Element location listings
● ● ● ●

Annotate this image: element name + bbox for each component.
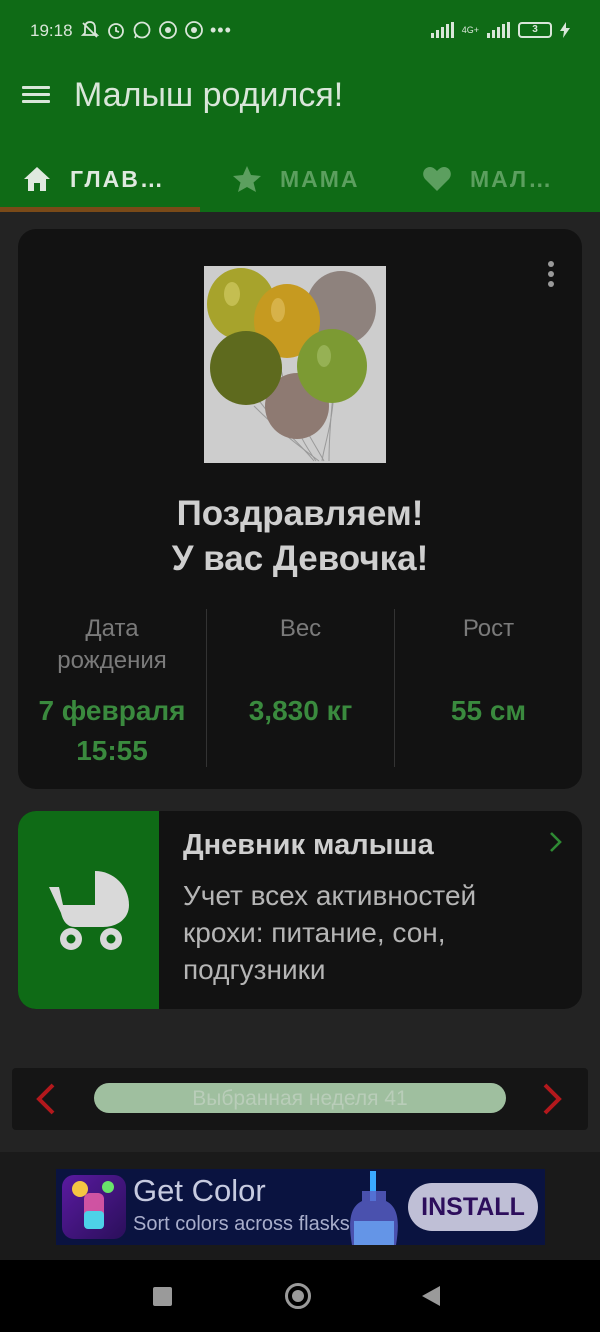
flask-icon — [350, 1171, 398, 1245]
prev-week-arrow-icon[interactable] — [34, 1082, 58, 1116]
bell-off-icon — [80, 21, 100, 38]
app-bar: Малыш родился! — [0, 64, 600, 146]
battery-icon: 3 — [518, 22, 552, 38]
congrats-line-1: Поздравляем! — [176, 494, 424, 533]
stat-weight: Вес 3,830 кг — [206, 609, 394, 767]
next-week-arrow-icon[interactable] — [540, 1082, 564, 1116]
stat-height: Рост 55 см — [394, 609, 582, 767]
balloons-image — [204, 266, 386, 463]
screen: 19:18 ••• 4G+ 3 Малыш родился! ГЛАВ… МАМ… — [0, 0, 600, 1332]
tab-bar: ГЛАВ… МАМА МАЛ… — [0, 146, 600, 212]
heart-icon — [422, 164, 452, 194]
tab-active-indicator — [0, 207, 200, 212]
week-selector: Выбранная неделя 41 — [12, 1068, 588, 1130]
charging-icon — [560, 22, 570, 38]
system-nav-bar — [0, 1260, 600, 1332]
network-type: 4G+ — [461, 25, 479, 35]
diary-title: Дневник малыша — [183, 829, 434, 861]
ad-app-icon — [62, 1175, 126, 1239]
recents-icon[interactable] — [153, 1287, 172, 1306]
hamburger-menu-icon[interactable] — [22, 82, 52, 112]
stat-label: Вес — [279, 615, 322, 642]
ad-subtitle: Sort colors across flasks — [133, 1213, 350, 1235]
ad-title: Get Color — [133, 1173, 266, 1208]
stat-label: Рост — [462, 615, 515, 642]
app-title: Малыш родился! — [74, 76, 344, 114]
status-bar: 19:18 ••• 4G+ 3 — [0, 0, 600, 64]
status-time: 19:18 — [30, 21, 73, 40]
install-button[interactable]: INSTALL — [408, 1183, 538, 1231]
stroller-icon — [48, 871, 129, 950]
stat-value: 3,830 кг — [248, 695, 353, 726]
back-icon[interactable] — [422, 1286, 440, 1306]
selected-week-label[interactable]: Выбранная неделя 41 — [94, 1083, 506, 1113]
congrats-title: Поздравляем! У вас Девочка! — [18, 491, 582, 581]
tab-home-label: ГЛАВ… — [70, 165, 165, 192]
signal-icon-2 — [487, 22, 510, 38]
stat-label: Дата рождения — [57, 615, 167, 674]
ad-banner[interactable]: Get Color Sort colors across flasks INST… — [56, 1169, 545, 1245]
status-right: 4G+ 3 — [430, 22, 570, 38]
home-icon — [22, 164, 52, 194]
chrome-icon — [185, 21, 203, 39]
ad-zone: Get Color Sort colors across flasks INST… — [0, 1152, 600, 1260]
alarm-icon — [108, 23, 124, 39]
birth-stats: Дата рождения 7 февраля 15:55 Вес 3,830 … — [18, 609, 582, 767]
signal-icon — [430, 22, 454, 38]
tab-mom-label: МАМА — [280, 165, 360, 192]
tab-home[interactable]: ГЛАВ… — [0, 146, 200, 212]
more-vert-icon[interactable] — [548, 261, 556, 287]
diary-icon-panel — [18, 811, 159, 1009]
tab-baby[interactable]: МАЛ… — [400, 146, 600, 212]
tab-baby-label: МАЛ… — [470, 165, 554, 192]
stat-value: 55 см — [450, 695, 527, 726]
congrats-line-2: У вас Девочка! — [171, 539, 429, 578]
chevron-right-icon — [550, 832, 562, 852]
tab-mom[interactable]: МАМА — [200, 146, 400, 212]
diary-description: Учет всех активностей крохи: питание, со… — [183, 880, 477, 985]
home-button-icon[interactable] — [285, 1283, 311, 1309]
more-dots-icon: ••• — [210, 20, 232, 40]
whatsapp-icon — [133, 21, 151, 39]
chrome-icon — [159, 21, 177, 39]
stat-birth-date: Дата рождения 7 февраля 15:55 — [18, 609, 206, 767]
star-icon — [232, 164, 262, 194]
diary-card[interactable]: Дневник малыша Учет всех активностей кро… — [18, 811, 582, 1009]
status-notification-icons: ••• — [80, 20, 232, 41]
stat-value: 7 февраля 15:55 — [38, 695, 186, 766]
congrats-card: Поздравляем! У вас Девочка! Дата рождени… — [18, 229, 582, 789]
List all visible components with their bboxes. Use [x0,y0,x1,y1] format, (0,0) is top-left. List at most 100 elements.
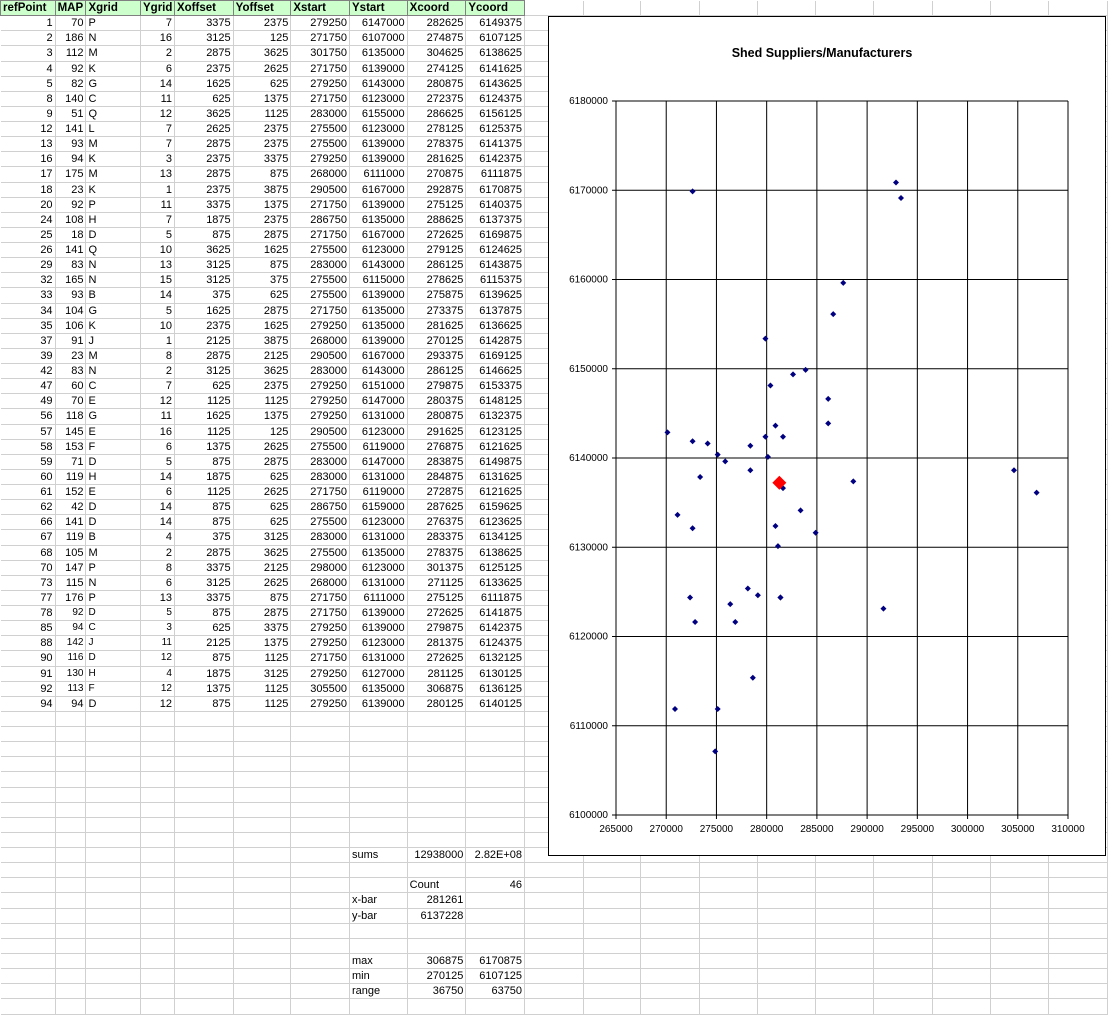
empty-cell[interactable] [815,892,875,909]
empty-cell[interactable] [55,923,87,939]
summary-cell[interactable]: 6137228 [407,908,467,924]
column-header[interactable]: Xgrid [85,0,142,17]
table-cell[interactable]: 125 [233,30,292,47]
table-cell[interactable]: N [85,30,142,47]
table-cell[interactable]: P [85,560,142,576]
empty-cell[interactable] [640,998,701,1015]
table-cell[interactable]: 1875 [174,666,234,682]
table-cell[interactable]: 281125 [407,666,467,682]
table-cell[interactable]: 16 [140,424,175,440]
table-cell[interactable]: F [85,439,142,455]
table-cell[interactable]: 6142375 [465,620,526,637]
empty-cell[interactable] [233,817,292,833]
column-header[interactable]: Xoffset [173,0,234,17]
empty-cell[interactable] [465,756,526,773]
empty-cell[interactable] [640,908,701,924]
table-cell[interactable]: 305500 [290,681,351,697]
table-cell[interactable]: D [85,696,142,712]
table-cell[interactable]: 61 [0,484,56,501]
table-cell[interactable]: 6137375 [465,212,526,228]
table-cell[interactable]: 283000 [290,529,351,546]
table-cell[interactable]: 280875 [407,76,467,92]
table-cell[interactable]: 1625 [174,408,234,425]
column-header[interactable]: Yoffset [232,0,292,17]
empty-cell[interactable] [524,968,584,985]
empty-cell[interactable] [990,908,1050,924]
table-cell[interactable]: N [85,575,142,591]
empty-cell[interactable] [465,787,526,803]
table-cell[interactable]: 1 [140,333,175,349]
table-cell[interactable]: 6115375 [465,272,526,289]
table-cell[interactable]: 1625 [174,303,234,319]
table-cell[interactable]: 70 [55,393,87,410]
table-cell[interactable]: 116 [55,650,87,667]
table-cell[interactable]: 6124375 [465,91,526,107]
table-cell[interactable]: 6119000 [349,484,408,501]
table-cell[interactable]: 625 [174,91,234,107]
table-cell[interactable]: 66 [0,514,56,531]
table-cell[interactable]: K [85,182,142,198]
table-cell[interactable]: 6123125 [465,424,526,440]
table-cell[interactable]: 7 [140,15,175,32]
summary-cell[interactable]: 6170875 [465,953,526,970]
table-cell[interactable]: 280375 [407,393,467,410]
empty-cell[interactable] [1048,0,1108,17]
table-cell[interactable]: 275125 [407,590,467,607]
table-cell[interactable]: 14 [140,287,175,304]
table-cell[interactable]: 2125 [174,333,234,349]
table-cell[interactable]: 283875 [407,454,467,470]
table-cell[interactable]: 13 [0,136,56,153]
table-cell[interactable]: 6167000 [349,182,408,198]
table-cell[interactable]: 1875 [174,212,234,228]
table-cell[interactable]: C [85,620,142,637]
table-cell[interactable]: 278125 [407,121,467,138]
table-cell[interactable]: 875 [174,454,234,470]
table-cell[interactable]: 288625 [407,212,467,228]
table-cell[interactable]: 283000 [290,469,351,486]
table-cell[interactable]: 2875 [174,136,234,153]
empty-cell[interactable] [85,892,142,909]
empty-cell[interactable] [699,923,758,939]
column-header[interactable]: Ycoord [465,0,526,17]
summary-cell[interactable]: Count [407,877,467,894]
table-cell[interactable]: 118 [55,408,87,425]
table-cell[interactable]: 108 [55,212,87,228]
empty-cell[interactable] [349,877,408,894]
empty-cell[interactable] [699,938,758,954]
empty-cell[interactable] [583,938,642,954]
empty-cell[interactable] [990,923,1050,939]
empty-cell[interactable] [85,862,142,879]
table-cell[interactable]: 7 [140,212,175,228]
table-cell[interactable]: 2875 [174,348,234,365]
table-cell[interactable]: 67 [0,529,56,546]
empty-cell[interactable] [233,756,292,773]
table-cell[interactable]: 142 [55,635,87,652]
table-cell[interactable]: P [85,15,142,32]
table-cell[interactable]: G [85,76,142,92]
summary-cell[interactable]: 63750 [465,983,526,1000]
empty-cell[interactable] [349,756,408,773]
table-cell[interactable]: 29 [0,257,56,274]
table-cell[interactable]: 1625 [233,242,292,259]
table-cell[interactable]: 115 [55,575,87,591]
table-cell[interactable]: 145 [55,424,87,440]
table-cell[interactable]: 6134125 [465,529,526,546]
table-cell[interactable]: 10 [140,318,175,334]
empty-cell[interactable] [757,938,817,954]
table-cell[interactable]: 6 [140,61,175,77]
column-header[interactable]: Ystart [349,0,408,17]
table-cell[interactable]: 3125 [174,575,234,591]
empty-cell[interactable] [233,923,292,939]
empty-cell[interactable] [465,832,526,849]
empty-cell[interactable] [349,817,408,833]
table-cell[interactable]: 12 [140,650,175,667]
empty-cell[interactable] [873,923,933,939]
table-cell[interactable]: 6141875 [465,605,526,622]
table-cell[interactable]: 279875 [407,378,467,395]
table-cell[interactable]: 625 [233,287,292,304]
table-cell[interactable]: 2 [0,30,56,47]
table-cell[interactable]: 18 [55,227,87,244]
empty-cell[interactable] [932,0,992,17]
table-cell[interactable]: 6156125 [465,106,526,123]
empty-cell[interactable] [174,787,234,803]
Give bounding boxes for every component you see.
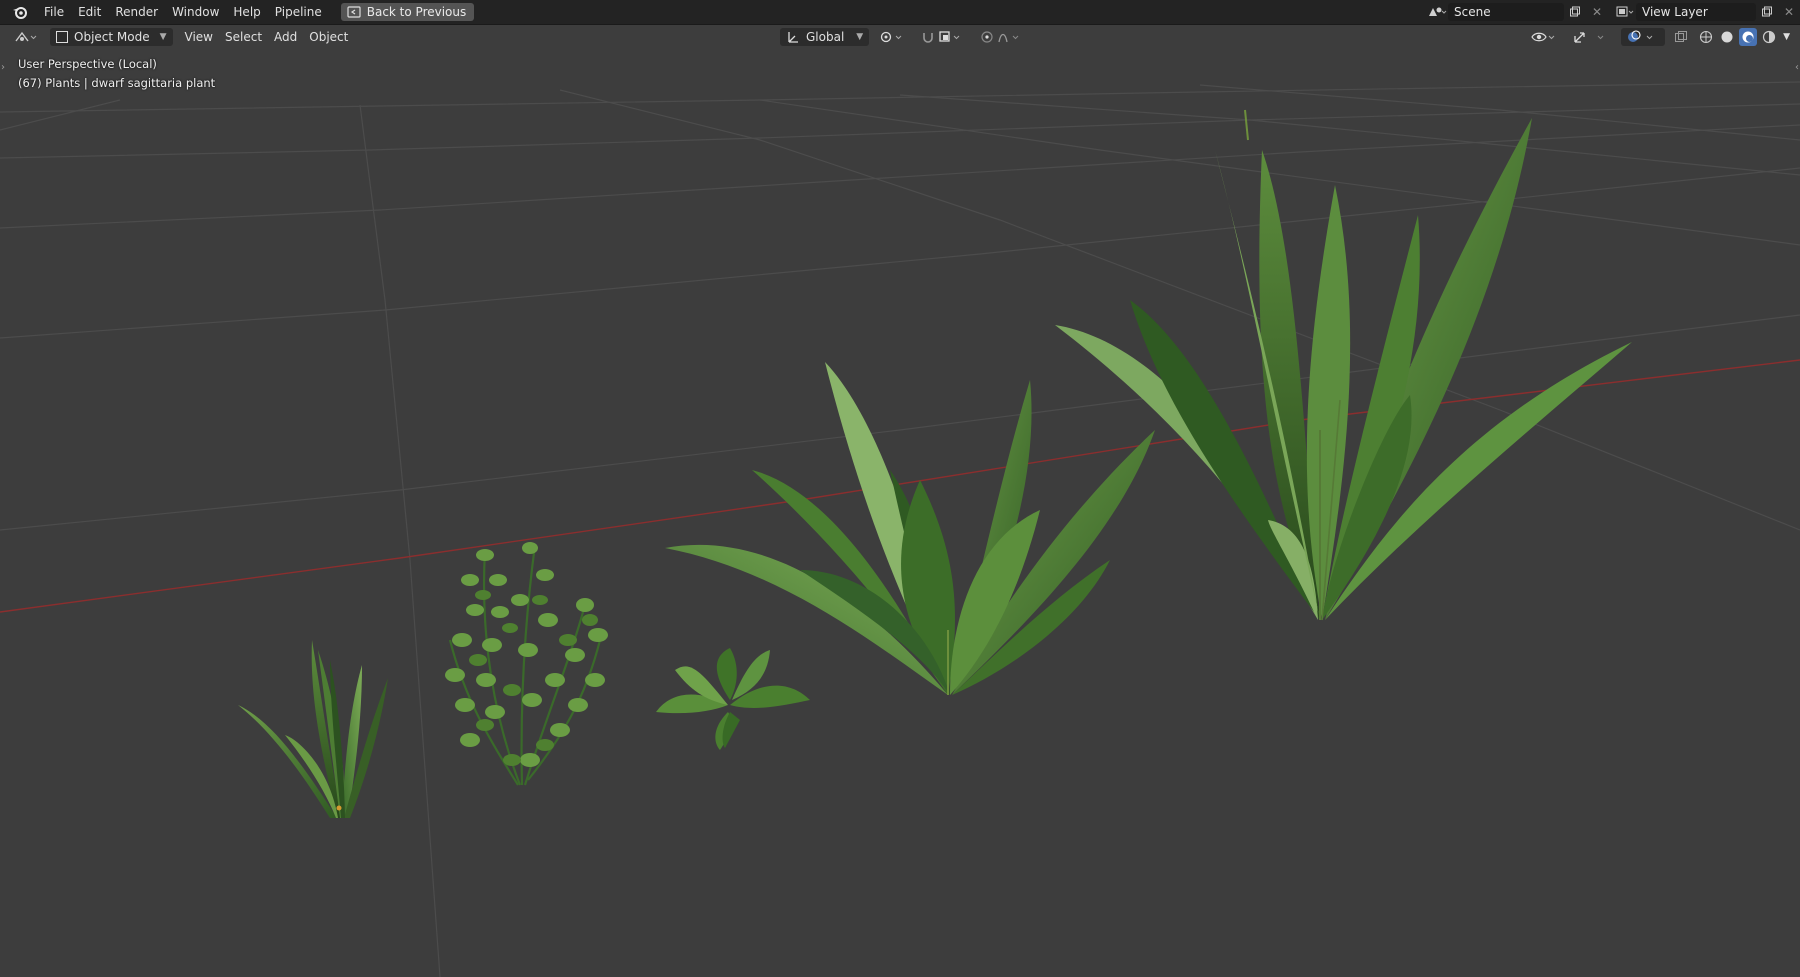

● ● ● ●

Your instructions: Update everything from the line containing "flask-icon — [350, 1171, 398, 1245]" down to the line containing "diary-title: Дневник малыша", replacing "balloons-image" with "balloon-graphic" and leaving all else as it stands.

Response for this exercise:
flask-icon — [350, 1171, 398, 1245]
prev-week-arrow-icon[interactable] — [34, 1082, 58, 1116]
bell-off-icon — [80, 21, 100, 38]
app-bar: Малыш родился! — [0, 64, 600, 146]
battery-icon: 3 — [518, 22, 552, 38]
congrats-line-1: Поздравляем! — [176, 494, 424, 533]
stat-weight: Вес 3,830 кг — [206, 609, 394, 767]
next-week-arrow-icon[interactable] — [540, 1082, 564, 1116]
stat-height: Рост 55 см — [394, 609, 582, 767]
balloon-graphic — [204, 266, 386, 463]
screen: 19:18 ••• 4G+ 3 Малыш родился! ГЛАВ… МАМ… — [0, 0, 600, 1332]
tab-bar: ГЛАВ… МАМА МАЛ… — [0, 146, 600, 212]
heart-icon — [422, 164, 452, 194]
tab-active-indicator — [0, 207, 200, 212]
week-selector: Выбранная неделя 41 — [12, 1068, 588, 1130]
charging-icon — [560, 22, 570, 38]
system-nav-bar — [0, 1260, 600, 1332]
network-type: 4G+ — [461, 25, 479, 35]
diary-title: Дневник малыша — [183, 829, 434, 861]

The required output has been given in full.